-- START OF STORED RECORDS --

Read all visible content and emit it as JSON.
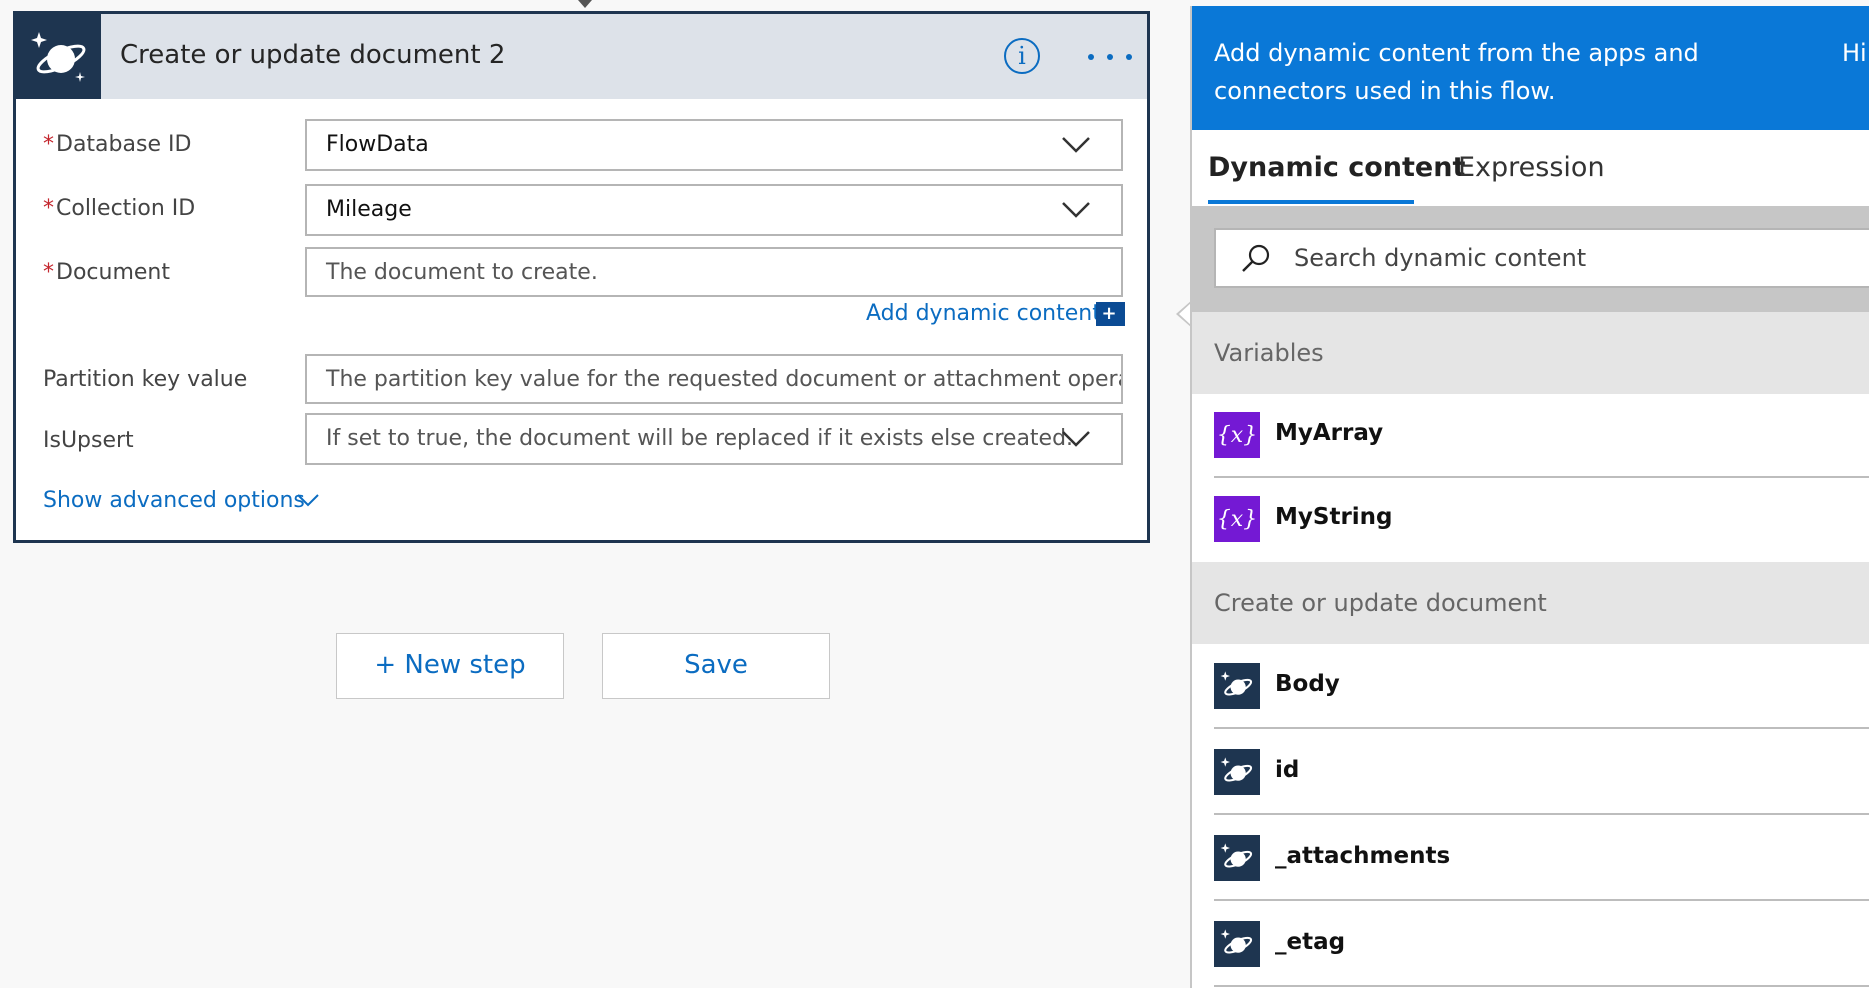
{
  "card": {
    "title": "Create or update document 2",
    "info_glyph": "i",
    "icon": "cosmos-db-icon",
    "fields": {
      "database_id": {
        "label": "Database ID",
        "required": "*",
        "value": "FlowData"
      },
      "collection_id": {
        "label": "Collection ID",
        "required": "*",
        "value": "Mileage"
      },
      "document": {
        "label": "Document",
        "required": "*",
        "placeholder": "The document to create."
      },
      "partition_key": {
        "label": "Partition key value",
        "placeholder": "The partition key value for the requested document or attachment operation."
      },
      "is_upsert": {
        "label": "IsUpsert",
        "placeholder": "If set to true, the document will be replaced if it exists else created."
      }
    },
    "add_dynamic_content": "Add dynamic content",
    "add_dynamic_glyph": "+",
    "show_advanced": "Show advanced options"
  },
  "actions": {
    "new_step": "+ New step",
    "save": "Save"
  },
  "panel": {
    "banner_text": "Add dynamic content from the apps and connectors used in this flow.",
    "banner_hide": "Hi",
    "tabs": [
      "Dynamic content",
      "Expression"
    ],
    "active_tab": "Dynamic content",
    "search_placeholder": "Search dynamic content",
    "sections": [
      {
        "title": "Variables",
        "items": [
          {
            "label": "MyArray",
            "icon_glyph": "{x}",
            "icon": "variable-icon"
          },
          {
            "label": "MyString",
            "icon_glyph": "{x}",
            "icon": "variable-icon"
          }
        ]
      },
      {
        "title": "Create or update document",
        "items": [
          {
            "label": "Body",
            "icon": "cosmos-db-icon"
          },
          {
            "label": "id",
            "icon": "cosmos-db-icon"
          },
          {
            "label": "_attachments",
            "icon": "cosmos-db-icon"
          },
          {
            "label": "_etag",
            "icon": "cosmos-db-icon"
          }
        ]
      }
    ]
  },
  "colors": {
    "accent": "#0a78d7",
    "link": "#0b6cc1",
    "card_border": "#1e3550",
    "variable_icon": "#7419d4",
    "required": "#c4262e"
  }
}
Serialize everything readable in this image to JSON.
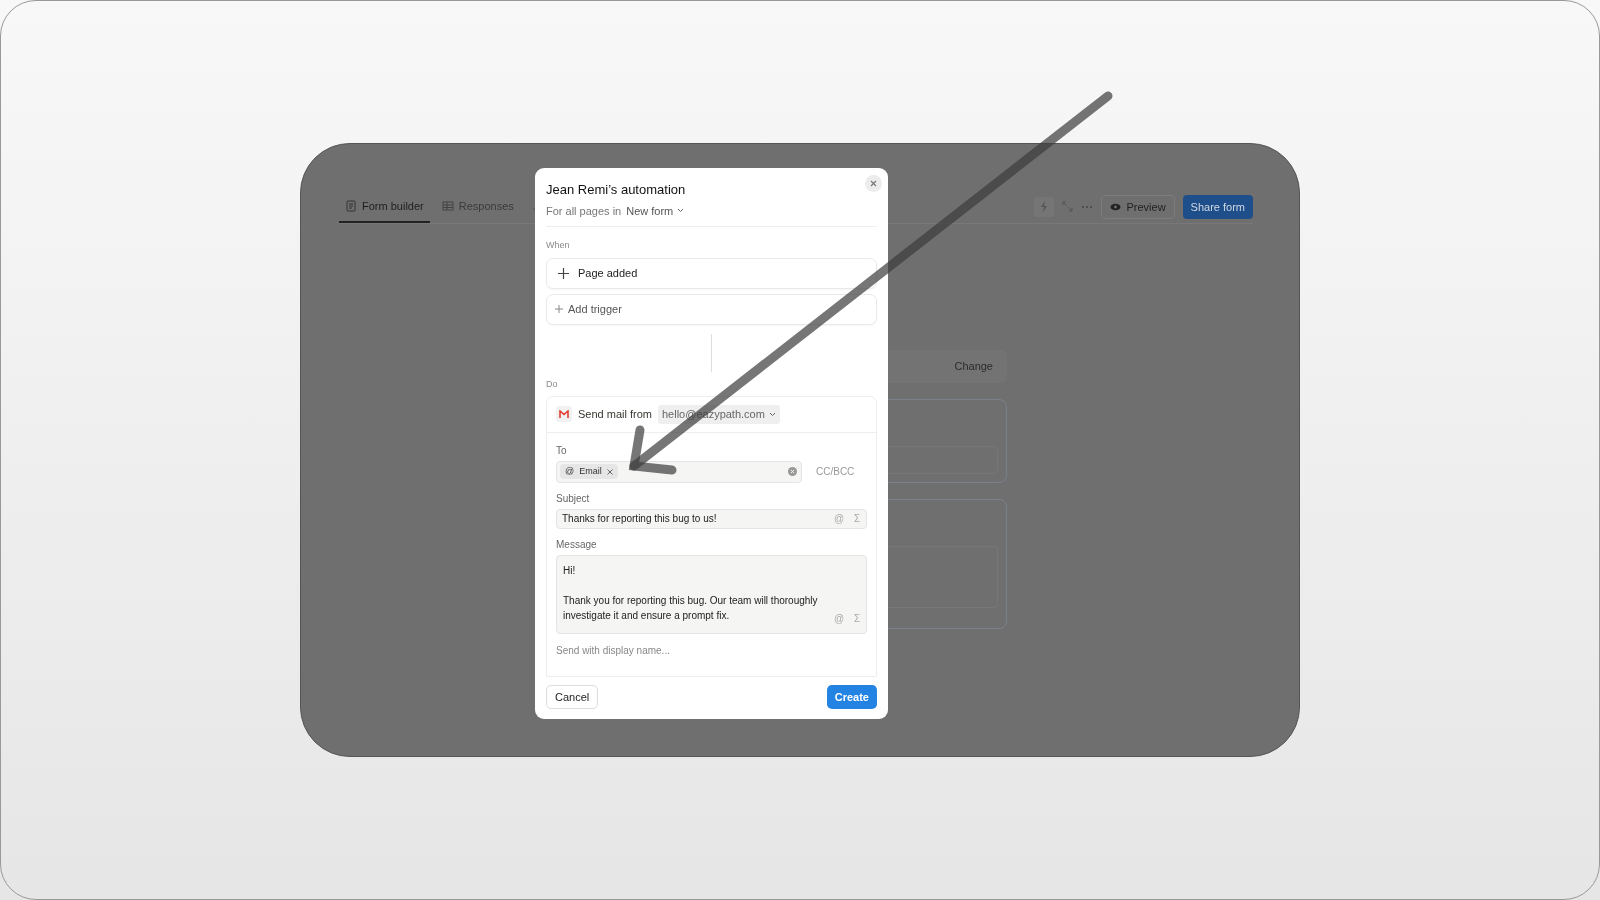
{
  "background_app": {
    "tabs": [
      {
        "label": "Form builder",
        "selected": true
      },
      {
        "label": "Responses",
        "selected": false
      }
    ],
    "toolbar": {
      "preview": "Preview",
      "share": "Share form"
    },
    "change_button": "Change"
  },
  "dialog": {
    "title": "Jean Remi’s automation",
    "scope_label": "For all pages in",
    "scope_value": "New form",
    "when_label": "When",
    "trigger": "Page added",
    "add_trigger": "Add trigger",
    "do_label": "Do",
    "action": {
      "label": "Send mail from",
      "sender": "hello@eazypath.com"
    },
    "to_label": "To",
    "to_chips": [
      {
        "prefix": "@",
        "label": "Email"
      }
    ],
    "cc_bcc": "CC/BCC",
    "subject_label": "Subject",
    "subject": "Thanks for reporting this bug to us!",
    "subject_tools": [
      "@",
      "Σ"
    ],
    "message_label": "Message",
    "message": "Hi!\n\nThank you for reporting this bug. Our team will thoroughly investigate it and ensure a prompt fix.",
    "message_tools": [
      "@",
      "Σ"
    ],
    "display_name": "Send with display name...",
    "cancel": "Cancel",
    "create": "Create"
  }
}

-- END OF STORED RECORDS --

__WORK REQUIRED__:
Copy each line of the entries that includes the word "true".

__CORRECT RESPONSE__:
        "placeholder": "If set to true, the document will be replaced if it exists else created."
        "selected": true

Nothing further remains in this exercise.